[Extracted data entries]
= = =

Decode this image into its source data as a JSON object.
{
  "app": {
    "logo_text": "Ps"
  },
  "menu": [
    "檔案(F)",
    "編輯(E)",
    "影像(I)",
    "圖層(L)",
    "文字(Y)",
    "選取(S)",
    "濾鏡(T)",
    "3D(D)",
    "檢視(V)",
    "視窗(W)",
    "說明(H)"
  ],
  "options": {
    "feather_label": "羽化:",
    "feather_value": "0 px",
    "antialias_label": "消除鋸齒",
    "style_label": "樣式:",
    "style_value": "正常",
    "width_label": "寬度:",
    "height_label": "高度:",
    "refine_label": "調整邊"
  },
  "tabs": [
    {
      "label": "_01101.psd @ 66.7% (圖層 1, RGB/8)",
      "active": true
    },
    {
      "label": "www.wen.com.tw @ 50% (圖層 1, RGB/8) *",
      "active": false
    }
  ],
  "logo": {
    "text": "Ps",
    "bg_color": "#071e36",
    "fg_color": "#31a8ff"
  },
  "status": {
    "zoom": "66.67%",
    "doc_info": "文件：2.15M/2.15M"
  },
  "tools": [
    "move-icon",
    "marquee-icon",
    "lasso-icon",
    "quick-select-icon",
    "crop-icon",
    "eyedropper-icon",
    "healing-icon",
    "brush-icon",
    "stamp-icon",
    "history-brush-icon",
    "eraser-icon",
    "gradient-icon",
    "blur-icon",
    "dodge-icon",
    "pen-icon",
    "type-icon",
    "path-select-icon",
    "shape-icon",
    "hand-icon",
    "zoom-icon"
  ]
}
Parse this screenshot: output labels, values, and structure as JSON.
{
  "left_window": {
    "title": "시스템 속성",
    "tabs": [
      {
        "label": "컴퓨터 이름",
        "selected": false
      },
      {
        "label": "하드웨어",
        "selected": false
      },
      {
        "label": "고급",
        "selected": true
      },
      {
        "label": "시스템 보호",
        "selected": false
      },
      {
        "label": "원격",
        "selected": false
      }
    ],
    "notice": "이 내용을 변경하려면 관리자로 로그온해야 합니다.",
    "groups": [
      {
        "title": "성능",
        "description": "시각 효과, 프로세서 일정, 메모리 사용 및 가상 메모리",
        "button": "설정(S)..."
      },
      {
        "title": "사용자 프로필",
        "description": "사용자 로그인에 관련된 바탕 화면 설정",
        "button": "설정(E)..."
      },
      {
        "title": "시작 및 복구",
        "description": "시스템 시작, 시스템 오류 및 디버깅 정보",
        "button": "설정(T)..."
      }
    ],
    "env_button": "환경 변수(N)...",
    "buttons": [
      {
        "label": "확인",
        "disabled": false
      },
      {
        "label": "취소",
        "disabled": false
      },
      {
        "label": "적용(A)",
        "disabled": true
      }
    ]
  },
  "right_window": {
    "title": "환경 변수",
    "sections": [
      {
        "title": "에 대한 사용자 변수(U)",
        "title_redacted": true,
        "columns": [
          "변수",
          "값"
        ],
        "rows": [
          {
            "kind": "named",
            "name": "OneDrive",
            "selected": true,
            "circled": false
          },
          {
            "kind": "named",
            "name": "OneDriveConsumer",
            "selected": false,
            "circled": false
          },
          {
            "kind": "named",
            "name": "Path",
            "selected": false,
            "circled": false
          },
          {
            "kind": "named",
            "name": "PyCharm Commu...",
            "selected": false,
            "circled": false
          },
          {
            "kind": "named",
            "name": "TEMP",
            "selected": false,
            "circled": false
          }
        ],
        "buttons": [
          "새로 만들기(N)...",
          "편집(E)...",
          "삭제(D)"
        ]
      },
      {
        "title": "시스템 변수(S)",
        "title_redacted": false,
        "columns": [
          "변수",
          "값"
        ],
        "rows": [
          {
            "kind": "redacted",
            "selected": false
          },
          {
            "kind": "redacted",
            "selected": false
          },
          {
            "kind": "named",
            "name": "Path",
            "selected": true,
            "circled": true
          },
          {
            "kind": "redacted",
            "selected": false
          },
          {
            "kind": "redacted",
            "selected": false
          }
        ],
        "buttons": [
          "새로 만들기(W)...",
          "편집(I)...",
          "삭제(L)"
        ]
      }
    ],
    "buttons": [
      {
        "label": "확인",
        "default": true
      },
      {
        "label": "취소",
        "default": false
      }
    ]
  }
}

= = =

» Set problem:
Repeat the records above exactly.

» Problem solution:
Decode this image into its source data as a JSON object.
{
  "app": {
    "logo_text": "Ps"
  },
  "menu": [
    "檔案(F)",
    "編輯(E)",
    "影像(I)",
    "圖層(L)",
    "文字(Y)",
    "選取(S)",
    "濾鏡(T)",
    "3D(D)",
    "檢視(V)",
    "視窗(W)",
    "說明(H)"
  ],
  "options": {
    "feather_label": "羽化:",
    "feather_value": "0 px",
    "antialias_label": "消除鋸齒",
    "style_label": "樣式:",
    "style_value": "正常",
    "width_label": "寬度:",
    "height_label": "高度:",
    "refine_label": "調整邊"
  },
  "tabs": [
    {
      "label": "_01101.psd @ 66.7% (圖層 1, RGB/8)",
      "active": true
    },
    {
      "label": "www.wen.com.tw @ 50% (圖層 1, RGB/8) *",
      "active": false
    }
  ],
  "logo": {
    "text": "Ps",
    "bg_color": "#071e36",
    "fg_color": "#31a8ff"
  },
  "status": {
    "zoom": "66.67%",
    "doc_info": "文件：2.15M/2.15M"
  },
  "tools": [
    "move-icon",
    "marquee-icon",
    "lasso-icon",
    "quick-select-icon",
    "crop-icon",
    "eyedropper-icon",
    "healing-icon",
    "brush-icon",
    "stamp-icon",
    "history-brush-icon",
    "eraser-icon",
    "gradient-icon",
    "blur-icon",
    "dodge-icon",
    "pen-icon",
    "type-icon",
    "path-select-icon",
    "shape-icon",
    "hand-icon",
    "zoom-icon"
  ]
}
Parse this screenshot: output labels, values, and structure as JSON.
{
  "left_window": {
    "title": "시스템 속성",
    "tabs": [
      {
        "label": "컴퓨터 이름",
        "selected": false
      },
      {
        "label": "하드웨어",
        "selected": false
      },
      {
        "label": "고급",
        "selected": true
      },
      {
        "label": "시스템 보호",
        "selected": false
      },
      {
        "label": "원격",
        "selected": false
      }
    ],
    "notice": "이 내용을 변경하려면 관리자로 로그온해야 합니다.",
    "groups": [
      {
        "title": "성능",
        "description": "시각 효과, 프로세서 일정, 메모리 사용 및 가상 메모리",
        "button": "설정(S)..."
      },
      {
        "title": "사용자 프로필",
        "description": "사용자 로그인에 관련된 바탕 화면 설정",
        "button": "설정(E)..."
      },
      {
        "title": "시작 및 복구",
        "description": "시스템 시작, 시스템 오류 및 디버깅 정보",
        "button": "설정(T)..."
      }
    ],
    "env_button": "환경 변수(N)...",
    "buttons": [
      {
        "label": "확인",
        "disabled": false
      },
      {
        "label": "취소",
        "disabled": false
      },
      {
        "label": "적용(A)",
        "disabled": true
      }
    ]
  },
  "right_window": {
    "title": "환경 변수",
    "sections": [
      {
        "title": "에 대한 사용자 변수(U)",
        "title_redacted": true,
        "columns": [
          "변수",
          "값"
        ],
        "rows": [
          {
            "kind": "named",
            "name": "OneDrive",
            "selected": true,
            "circled": false
          },
          {
            "kind": "named",
            "name": "OneDriveConsumer",
            "selected": false,
            "circled": false
          },
          {
            "kind": "named",
            "name": "Path",
            "selected": false,
            "circled": false
          },
          {
            "kind": "named",
            "name": "PyCharm Commu...",
            "selected": false,
            "circled": false
          },
          {
            "kind": "named",
            "name": "TEMP",
            "selected": false,
            "circled": false
          }
        ],
        "buttons": [
          "새로 만들기(N)...",
          "편집(E)...",
          "삭제(D)"
        ]
      },
      {
        "title": "시스템 변수(S)",
        "title_redacted": false,
        "columns": [
          "변수",
          "값"
        ],
        "rows": [
          {
            "kind": "redacted",
            "selected": false
          },
          {
            "kind": "redacted",
            "selected": false
          },
          {
            "kind": "named",
            "name": "Path",
            "selected": true,
            "circled": true
          },
          {
            "kind": "redacted",
            "selected": false
          },
          {
            "kind": "redacted",
            "selected": false
          }
        ],
        "buttons": [
          "새로 만들기(W)...",
          "편집(I)...",
          "삭제(L)"
        ]
      }
    ],
    "buttons": [
      {
        "label": "확인",
        "default": true
      },
      {
        "label": "취소",
        "default": false
      }
    ]
  }
}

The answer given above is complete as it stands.